◆ **Task details**
Count the lines in the entries below that contain the string "chevron", and reply with the number alone.

>> START Available records

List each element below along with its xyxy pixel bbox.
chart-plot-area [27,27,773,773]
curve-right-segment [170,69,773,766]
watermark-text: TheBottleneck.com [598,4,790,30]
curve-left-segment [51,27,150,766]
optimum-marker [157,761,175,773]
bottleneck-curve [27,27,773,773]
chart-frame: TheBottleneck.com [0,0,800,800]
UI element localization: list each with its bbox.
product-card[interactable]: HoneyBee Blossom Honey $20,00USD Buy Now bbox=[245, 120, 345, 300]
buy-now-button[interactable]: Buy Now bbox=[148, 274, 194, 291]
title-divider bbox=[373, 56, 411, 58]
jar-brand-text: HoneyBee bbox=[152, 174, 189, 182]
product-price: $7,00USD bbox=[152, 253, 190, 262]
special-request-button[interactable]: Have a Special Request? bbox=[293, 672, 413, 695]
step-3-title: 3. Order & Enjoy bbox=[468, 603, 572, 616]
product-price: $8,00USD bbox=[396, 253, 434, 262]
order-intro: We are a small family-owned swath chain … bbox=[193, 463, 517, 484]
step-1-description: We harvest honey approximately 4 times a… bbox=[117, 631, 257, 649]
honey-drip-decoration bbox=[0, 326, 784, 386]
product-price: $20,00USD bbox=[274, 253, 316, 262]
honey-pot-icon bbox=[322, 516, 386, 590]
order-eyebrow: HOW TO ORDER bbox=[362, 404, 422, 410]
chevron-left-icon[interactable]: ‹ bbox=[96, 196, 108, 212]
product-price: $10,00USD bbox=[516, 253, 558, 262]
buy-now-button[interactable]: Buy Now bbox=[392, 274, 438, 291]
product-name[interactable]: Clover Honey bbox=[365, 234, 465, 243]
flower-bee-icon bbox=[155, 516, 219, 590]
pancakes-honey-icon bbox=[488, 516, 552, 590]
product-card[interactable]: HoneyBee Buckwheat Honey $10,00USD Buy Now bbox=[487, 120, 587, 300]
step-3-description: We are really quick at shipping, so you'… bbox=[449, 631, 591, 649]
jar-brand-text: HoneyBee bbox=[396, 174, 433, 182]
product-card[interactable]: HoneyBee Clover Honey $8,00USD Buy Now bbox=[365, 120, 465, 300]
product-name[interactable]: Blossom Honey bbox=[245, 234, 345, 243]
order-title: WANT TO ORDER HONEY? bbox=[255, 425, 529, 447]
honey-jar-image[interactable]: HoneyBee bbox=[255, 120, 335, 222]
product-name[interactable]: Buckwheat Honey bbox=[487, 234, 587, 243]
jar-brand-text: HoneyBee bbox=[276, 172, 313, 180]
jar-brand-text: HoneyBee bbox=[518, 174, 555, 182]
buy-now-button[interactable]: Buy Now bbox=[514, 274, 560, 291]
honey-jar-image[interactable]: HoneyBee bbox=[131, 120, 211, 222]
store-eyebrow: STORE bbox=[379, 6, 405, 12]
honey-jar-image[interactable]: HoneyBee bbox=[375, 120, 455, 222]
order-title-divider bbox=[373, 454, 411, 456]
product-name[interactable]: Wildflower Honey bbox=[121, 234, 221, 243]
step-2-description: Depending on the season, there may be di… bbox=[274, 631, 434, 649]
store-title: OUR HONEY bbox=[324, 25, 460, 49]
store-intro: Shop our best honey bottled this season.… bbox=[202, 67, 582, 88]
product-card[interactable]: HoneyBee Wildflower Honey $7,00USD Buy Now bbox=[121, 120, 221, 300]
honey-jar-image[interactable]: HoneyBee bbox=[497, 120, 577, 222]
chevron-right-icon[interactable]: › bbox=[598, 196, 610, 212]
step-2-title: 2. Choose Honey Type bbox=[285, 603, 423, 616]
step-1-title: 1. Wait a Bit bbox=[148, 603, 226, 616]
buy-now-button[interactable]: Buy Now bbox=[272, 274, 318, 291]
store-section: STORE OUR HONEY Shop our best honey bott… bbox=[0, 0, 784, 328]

>> END Available records

◆ **Written answer**
2